- **Task instructions**: Look through the lines below and extract each one that contains "document".

★ ★ ★

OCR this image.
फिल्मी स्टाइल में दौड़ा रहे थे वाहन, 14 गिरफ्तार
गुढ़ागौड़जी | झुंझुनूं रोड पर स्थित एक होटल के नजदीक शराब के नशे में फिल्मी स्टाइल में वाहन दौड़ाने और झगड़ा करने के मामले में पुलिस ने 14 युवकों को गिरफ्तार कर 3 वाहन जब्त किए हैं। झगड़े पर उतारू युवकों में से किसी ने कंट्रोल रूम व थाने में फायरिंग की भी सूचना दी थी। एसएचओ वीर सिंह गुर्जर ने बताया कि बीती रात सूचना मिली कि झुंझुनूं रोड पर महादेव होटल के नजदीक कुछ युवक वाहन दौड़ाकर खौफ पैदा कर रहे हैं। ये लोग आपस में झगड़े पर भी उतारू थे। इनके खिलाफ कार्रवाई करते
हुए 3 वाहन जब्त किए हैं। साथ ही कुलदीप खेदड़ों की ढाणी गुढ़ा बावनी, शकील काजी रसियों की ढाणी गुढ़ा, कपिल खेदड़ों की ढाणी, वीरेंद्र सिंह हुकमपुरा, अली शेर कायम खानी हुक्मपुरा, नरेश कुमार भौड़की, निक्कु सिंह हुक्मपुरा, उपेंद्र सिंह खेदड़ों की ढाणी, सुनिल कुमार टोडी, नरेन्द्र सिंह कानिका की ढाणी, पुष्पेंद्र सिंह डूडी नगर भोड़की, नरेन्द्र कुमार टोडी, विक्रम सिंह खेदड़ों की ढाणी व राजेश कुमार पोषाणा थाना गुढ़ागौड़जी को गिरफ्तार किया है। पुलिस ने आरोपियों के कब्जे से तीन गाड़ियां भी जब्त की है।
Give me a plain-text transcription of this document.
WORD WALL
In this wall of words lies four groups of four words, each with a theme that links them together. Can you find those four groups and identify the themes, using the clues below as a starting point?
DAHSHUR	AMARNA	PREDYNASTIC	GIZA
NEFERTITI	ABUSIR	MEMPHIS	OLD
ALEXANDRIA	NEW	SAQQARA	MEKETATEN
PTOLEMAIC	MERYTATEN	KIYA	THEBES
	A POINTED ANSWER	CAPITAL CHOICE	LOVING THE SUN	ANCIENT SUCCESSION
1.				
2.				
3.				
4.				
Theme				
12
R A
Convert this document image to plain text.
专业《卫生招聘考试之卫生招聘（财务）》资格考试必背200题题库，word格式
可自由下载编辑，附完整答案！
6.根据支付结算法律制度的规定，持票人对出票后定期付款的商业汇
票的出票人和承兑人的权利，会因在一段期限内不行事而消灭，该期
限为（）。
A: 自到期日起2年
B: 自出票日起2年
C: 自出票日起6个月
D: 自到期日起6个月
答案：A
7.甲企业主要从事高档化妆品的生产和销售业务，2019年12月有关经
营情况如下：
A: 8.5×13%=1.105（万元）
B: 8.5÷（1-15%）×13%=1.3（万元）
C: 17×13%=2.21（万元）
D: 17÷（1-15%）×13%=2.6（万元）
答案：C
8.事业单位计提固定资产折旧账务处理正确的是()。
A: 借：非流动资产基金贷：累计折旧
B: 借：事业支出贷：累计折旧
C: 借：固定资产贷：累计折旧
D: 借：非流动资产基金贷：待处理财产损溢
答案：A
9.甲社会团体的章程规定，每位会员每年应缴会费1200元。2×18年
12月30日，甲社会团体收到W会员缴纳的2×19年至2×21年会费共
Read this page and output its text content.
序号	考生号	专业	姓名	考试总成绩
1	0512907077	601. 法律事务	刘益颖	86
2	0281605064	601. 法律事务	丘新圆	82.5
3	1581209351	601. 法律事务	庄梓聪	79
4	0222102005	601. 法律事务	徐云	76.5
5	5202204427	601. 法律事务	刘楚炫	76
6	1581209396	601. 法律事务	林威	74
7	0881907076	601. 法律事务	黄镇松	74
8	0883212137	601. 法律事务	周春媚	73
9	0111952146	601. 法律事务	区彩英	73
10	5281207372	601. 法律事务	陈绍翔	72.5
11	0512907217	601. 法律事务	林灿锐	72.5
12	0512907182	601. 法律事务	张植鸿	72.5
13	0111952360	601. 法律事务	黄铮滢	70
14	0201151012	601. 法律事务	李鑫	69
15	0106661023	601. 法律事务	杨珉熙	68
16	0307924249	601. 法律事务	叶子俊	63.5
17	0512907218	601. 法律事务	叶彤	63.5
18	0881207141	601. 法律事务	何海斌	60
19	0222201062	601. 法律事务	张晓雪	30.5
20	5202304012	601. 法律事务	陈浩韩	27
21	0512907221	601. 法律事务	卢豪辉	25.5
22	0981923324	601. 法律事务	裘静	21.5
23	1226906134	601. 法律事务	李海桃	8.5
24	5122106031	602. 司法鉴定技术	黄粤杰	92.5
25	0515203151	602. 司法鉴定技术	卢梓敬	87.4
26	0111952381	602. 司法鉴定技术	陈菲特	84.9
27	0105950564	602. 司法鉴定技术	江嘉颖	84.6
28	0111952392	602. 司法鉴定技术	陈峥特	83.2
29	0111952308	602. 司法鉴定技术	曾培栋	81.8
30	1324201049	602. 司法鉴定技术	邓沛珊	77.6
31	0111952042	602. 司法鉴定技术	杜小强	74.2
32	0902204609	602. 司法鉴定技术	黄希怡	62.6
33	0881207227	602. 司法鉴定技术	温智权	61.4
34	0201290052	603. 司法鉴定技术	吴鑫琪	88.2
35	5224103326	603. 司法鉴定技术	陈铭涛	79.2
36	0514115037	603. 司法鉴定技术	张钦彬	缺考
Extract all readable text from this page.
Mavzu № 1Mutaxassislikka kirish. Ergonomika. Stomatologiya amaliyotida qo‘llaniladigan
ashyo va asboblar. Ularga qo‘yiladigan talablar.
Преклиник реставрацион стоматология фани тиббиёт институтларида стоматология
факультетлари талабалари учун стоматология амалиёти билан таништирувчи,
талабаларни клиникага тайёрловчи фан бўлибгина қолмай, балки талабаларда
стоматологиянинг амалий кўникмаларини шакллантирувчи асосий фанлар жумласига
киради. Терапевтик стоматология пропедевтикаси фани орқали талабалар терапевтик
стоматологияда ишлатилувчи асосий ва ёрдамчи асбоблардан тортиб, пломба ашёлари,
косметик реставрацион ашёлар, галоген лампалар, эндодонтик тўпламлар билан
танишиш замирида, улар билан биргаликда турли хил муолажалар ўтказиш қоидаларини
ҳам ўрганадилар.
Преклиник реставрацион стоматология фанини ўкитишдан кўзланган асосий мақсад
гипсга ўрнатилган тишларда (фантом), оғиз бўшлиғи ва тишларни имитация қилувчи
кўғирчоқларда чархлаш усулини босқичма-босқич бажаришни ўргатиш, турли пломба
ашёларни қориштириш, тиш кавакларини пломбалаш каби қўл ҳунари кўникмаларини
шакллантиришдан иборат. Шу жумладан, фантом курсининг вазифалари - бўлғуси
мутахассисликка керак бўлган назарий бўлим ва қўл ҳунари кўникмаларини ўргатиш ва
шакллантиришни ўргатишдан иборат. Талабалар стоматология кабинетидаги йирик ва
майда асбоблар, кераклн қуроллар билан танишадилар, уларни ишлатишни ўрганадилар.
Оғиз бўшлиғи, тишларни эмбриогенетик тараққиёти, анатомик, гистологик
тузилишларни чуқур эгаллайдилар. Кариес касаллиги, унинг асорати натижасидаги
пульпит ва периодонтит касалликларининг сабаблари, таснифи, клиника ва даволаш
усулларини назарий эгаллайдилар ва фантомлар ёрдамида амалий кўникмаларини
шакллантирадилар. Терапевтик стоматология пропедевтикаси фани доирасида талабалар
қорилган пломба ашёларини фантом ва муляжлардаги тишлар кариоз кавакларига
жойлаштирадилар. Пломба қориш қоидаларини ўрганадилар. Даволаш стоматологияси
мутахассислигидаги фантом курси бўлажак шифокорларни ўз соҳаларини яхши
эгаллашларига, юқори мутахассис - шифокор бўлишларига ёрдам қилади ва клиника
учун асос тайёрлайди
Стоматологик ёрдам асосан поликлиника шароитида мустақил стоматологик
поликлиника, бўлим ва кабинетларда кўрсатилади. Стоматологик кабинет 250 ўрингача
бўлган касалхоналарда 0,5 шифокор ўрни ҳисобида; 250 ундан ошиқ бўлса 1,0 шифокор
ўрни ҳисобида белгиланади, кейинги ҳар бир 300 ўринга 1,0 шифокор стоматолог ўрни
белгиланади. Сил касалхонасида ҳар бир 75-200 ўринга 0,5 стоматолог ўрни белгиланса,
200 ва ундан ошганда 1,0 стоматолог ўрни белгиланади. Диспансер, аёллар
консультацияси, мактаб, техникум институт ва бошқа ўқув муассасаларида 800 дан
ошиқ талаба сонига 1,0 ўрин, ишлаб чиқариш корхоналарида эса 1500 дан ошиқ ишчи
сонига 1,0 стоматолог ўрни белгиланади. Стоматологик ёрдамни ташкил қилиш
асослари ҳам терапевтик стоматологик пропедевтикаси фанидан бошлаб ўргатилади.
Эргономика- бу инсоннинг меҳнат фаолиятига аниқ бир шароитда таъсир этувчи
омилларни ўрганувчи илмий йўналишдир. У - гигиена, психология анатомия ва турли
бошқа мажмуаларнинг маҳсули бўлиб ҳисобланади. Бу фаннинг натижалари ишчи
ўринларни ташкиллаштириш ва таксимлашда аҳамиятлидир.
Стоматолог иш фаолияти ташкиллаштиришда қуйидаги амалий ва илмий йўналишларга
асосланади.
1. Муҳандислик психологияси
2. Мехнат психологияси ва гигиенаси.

★ ★ ★

- **Output for this exercise**:
Give me a plain-text transcription of this document.
Convert this document image to plain text.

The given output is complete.